- **Saved entries**

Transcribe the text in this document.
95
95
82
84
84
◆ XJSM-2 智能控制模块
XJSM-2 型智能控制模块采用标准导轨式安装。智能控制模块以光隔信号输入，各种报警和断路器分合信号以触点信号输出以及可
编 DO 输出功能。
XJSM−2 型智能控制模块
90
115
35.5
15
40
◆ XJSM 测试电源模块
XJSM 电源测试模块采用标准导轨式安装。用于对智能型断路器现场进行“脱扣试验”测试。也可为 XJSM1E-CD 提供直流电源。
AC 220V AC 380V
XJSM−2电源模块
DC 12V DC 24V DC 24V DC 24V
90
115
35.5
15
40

---

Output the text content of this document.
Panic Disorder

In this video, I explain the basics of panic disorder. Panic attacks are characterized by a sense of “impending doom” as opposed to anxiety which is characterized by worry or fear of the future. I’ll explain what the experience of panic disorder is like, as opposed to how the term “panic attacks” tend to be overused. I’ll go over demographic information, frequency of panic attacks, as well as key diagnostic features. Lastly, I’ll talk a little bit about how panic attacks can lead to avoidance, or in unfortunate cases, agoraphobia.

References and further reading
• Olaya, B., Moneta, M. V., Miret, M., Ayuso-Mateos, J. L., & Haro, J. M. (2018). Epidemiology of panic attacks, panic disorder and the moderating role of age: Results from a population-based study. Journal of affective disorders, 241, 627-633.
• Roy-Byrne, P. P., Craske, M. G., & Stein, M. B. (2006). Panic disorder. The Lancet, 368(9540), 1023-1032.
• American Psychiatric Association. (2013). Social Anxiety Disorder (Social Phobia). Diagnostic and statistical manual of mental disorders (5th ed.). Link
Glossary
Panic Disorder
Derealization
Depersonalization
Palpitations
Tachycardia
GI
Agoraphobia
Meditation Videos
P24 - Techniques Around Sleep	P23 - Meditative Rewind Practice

--

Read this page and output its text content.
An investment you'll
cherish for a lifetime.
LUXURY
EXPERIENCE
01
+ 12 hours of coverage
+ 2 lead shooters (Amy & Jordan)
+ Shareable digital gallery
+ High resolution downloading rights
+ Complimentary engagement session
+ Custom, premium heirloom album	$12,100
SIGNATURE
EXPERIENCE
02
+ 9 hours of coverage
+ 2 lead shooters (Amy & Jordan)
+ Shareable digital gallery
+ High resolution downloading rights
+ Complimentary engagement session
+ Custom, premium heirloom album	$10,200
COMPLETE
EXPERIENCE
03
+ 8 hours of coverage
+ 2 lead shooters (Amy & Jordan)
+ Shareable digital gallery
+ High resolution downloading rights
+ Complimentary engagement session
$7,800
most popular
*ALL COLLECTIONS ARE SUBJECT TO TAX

- **PROBLEM DESCRIPTION**
Check each line above for the word "hours", and copy the lines where it appears.

- **TASK OUTPUT**
+ 12 hours of coverage
+ 9 hours of coverage
+ 8 hours of coverage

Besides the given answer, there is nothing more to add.